◆ Stored items ◆
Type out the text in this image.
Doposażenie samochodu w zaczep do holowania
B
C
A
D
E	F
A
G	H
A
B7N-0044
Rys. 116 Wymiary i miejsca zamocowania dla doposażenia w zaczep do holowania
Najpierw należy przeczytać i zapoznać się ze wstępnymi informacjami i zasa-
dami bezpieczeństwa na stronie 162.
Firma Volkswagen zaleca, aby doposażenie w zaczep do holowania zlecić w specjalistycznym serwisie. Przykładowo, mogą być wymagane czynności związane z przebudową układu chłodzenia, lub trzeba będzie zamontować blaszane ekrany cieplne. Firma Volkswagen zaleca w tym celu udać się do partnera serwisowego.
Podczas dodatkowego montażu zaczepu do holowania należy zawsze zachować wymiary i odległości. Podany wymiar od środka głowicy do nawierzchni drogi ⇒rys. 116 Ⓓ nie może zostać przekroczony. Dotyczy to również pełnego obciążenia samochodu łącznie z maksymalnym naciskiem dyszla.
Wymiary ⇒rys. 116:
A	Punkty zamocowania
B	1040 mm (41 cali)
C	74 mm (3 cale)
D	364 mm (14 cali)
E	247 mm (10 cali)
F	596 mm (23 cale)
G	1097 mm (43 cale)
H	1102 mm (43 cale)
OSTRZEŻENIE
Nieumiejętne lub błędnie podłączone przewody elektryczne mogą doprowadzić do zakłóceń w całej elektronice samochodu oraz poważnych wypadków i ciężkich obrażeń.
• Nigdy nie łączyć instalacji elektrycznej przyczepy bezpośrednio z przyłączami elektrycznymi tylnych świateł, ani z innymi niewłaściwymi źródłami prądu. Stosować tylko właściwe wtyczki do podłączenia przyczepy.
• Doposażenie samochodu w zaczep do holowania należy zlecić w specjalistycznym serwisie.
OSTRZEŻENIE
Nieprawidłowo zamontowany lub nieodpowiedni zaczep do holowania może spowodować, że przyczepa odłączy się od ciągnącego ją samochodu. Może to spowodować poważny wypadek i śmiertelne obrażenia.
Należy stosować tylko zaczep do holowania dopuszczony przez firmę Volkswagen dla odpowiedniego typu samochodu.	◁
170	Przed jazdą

* * *

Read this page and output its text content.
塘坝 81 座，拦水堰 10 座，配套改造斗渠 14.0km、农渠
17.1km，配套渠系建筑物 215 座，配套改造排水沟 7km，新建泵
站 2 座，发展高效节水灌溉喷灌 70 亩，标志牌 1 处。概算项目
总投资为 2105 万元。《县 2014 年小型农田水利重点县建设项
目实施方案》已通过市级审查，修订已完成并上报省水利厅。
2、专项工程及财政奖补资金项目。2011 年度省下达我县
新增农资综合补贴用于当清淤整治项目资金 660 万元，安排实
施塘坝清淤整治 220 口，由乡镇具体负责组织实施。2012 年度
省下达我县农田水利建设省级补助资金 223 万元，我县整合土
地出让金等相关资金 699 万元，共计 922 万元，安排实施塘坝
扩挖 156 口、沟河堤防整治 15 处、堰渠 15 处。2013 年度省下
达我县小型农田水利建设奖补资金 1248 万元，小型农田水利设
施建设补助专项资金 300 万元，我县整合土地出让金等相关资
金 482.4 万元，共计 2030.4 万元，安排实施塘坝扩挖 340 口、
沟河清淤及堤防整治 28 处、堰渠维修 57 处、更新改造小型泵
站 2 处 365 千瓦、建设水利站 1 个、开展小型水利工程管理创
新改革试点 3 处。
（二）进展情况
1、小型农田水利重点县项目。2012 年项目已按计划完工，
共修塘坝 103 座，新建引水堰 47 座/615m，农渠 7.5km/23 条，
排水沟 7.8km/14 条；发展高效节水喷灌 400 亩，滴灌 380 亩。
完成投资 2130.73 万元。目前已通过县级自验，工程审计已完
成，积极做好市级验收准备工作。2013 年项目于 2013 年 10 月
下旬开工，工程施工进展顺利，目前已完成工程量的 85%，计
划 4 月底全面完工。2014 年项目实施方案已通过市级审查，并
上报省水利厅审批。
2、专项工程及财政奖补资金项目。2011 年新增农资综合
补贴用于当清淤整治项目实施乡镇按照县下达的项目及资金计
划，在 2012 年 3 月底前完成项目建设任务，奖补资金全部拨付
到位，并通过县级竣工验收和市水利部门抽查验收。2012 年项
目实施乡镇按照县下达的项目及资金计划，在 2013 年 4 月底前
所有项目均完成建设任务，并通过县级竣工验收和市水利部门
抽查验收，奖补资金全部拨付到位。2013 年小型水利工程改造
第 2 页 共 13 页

◆ Exercise details ◆
Copy every line that includes the string "zamocowania" from the material above.

◆ Result of the task ◆
Rys. 116 Wymiary i miejsca zamocowania dla doposażenia w zaczep do holowania
A	Punkty zamocowania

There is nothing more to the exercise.